──────── Data lines

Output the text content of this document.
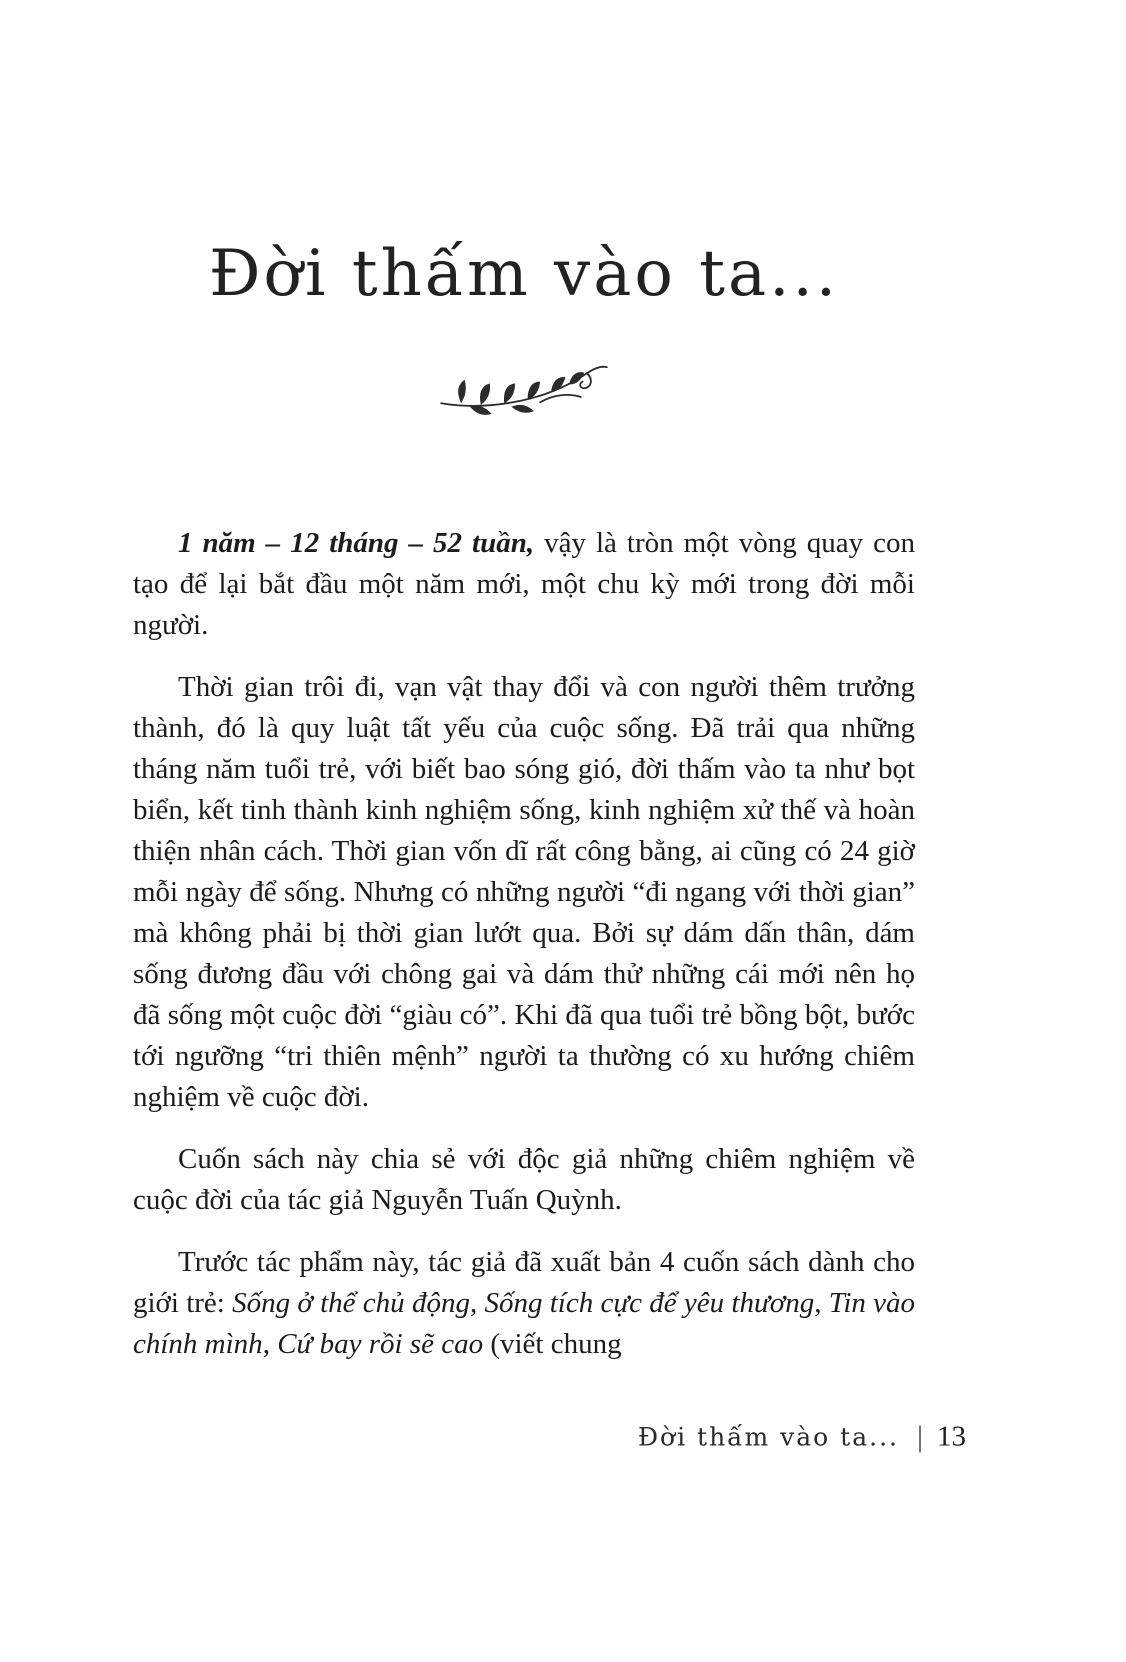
Đời thấm vào ta...

1 năm – 12 tháng – 52 tuần, vậy là tròn một vòng quay con tạo để lại bắt đầu một năm mới, một chu kỳ mới trong đời mỗi người.

Thời gian trôi đi, vạn vật thay đổi và con người thêm trưởng thành, đó là quy luật tất yếu của cuộc sống. Đã trải qua những tháng năm tuổi trẻ, với biết bao sóng gió, đời thấm vào ta như bọt biển, kết tinh thành kinh nghiệm sống, kinh nghiệm xử thế và hoàn thiện nhân cách. Thời gian vốn dĩ rất công bằng, ai cũng có 24 giờ mỗi ngày để sống. Nhưng có những người “đi ngang với thời gian” mà không phải bị thời gian lướt qua. Bởi sự dám dấn thân, dám sống đương đầu với chông gai và dám thử những cái mới nên họ đã sống một cuộc đời “giàu có”. Khi đã qua tuổi trẻ bồng bột, bước tới ngưỡng “tri thiên mệnh” người ta thường có xu hướng chiêm nghiệm về cuộc đời.

Cuốn sách này chia sẻ với độc giả những chiêm nghiệm về cuộc đời của tác giả Nguyễn Tuấn Quỳnh.

Trước tác phẩm này, tác giả đã xuất bản 4 cuốn sách dành cho giới trẻ: Sống ở thể chủ động, Sống tích cực để yêu thương, Tin vào chính mình, Cứ bay rồi sẽ cao (viết chung

Đời thấm vào ta... | 13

────────────────

* Task requirements
Make an exact copy of the records shown above, without the pictures.

* Exercise solution
Output the text content of this document.
Đời thấm vào ta...

1 năm – 12 tháng – 52 tuần, vậy là tròn một vòng quay con tạo để lại bắt đầu một năm mới, một chu kỳ mới trong đời mỗi người.

Thời gian trôi đi, vạn vật thay đổi và con người thêm trưởng thành, đó là quy luật tất yếu của cuộc sống. Đã trải qua những tháng năm tuổi trẻ, với biết bao sóng gió, đời thấm vào ta như bọt biển, kết tinh thành kinh nghiệm sống, kinh nghiệm xử thế và hoàn thiện nhân cách. Thời gian vốn dĩ rất công bằng, ai cũng có 24 giờ mỗi ngày để sống. Nhưng có những người “đi ngang với thời gian” mà không phải bị thời gian lướt qua. Bởi sự dám dấn thân, dám sống đương đầu với chông gai và dám thử những cái mới nên họ đã sống một cuộc đời “giàu có”. Khi đã qua tuổi trẻ bồng bột, bước tới ngưỡng “tri thiên mệnh” người ta thường có xu hướng chiêm nghiệm về cuộc đời.

Cuốn sách này chia sẻ với độc giả những chiêm nghiệm về cuộc đời của tác giả Nguyễn Tuấn Quỳnh.

Trước tác phẩm này, tác giả đã xuất bản 4 cuốn sách dành cho giới trẻ: Sống ở thể chủ động, Sống tích cực để yêu thương, Tin vào chính mình, Cứ bay rồi sẽ cao (viết chung

Đời thấm vào ta... | 13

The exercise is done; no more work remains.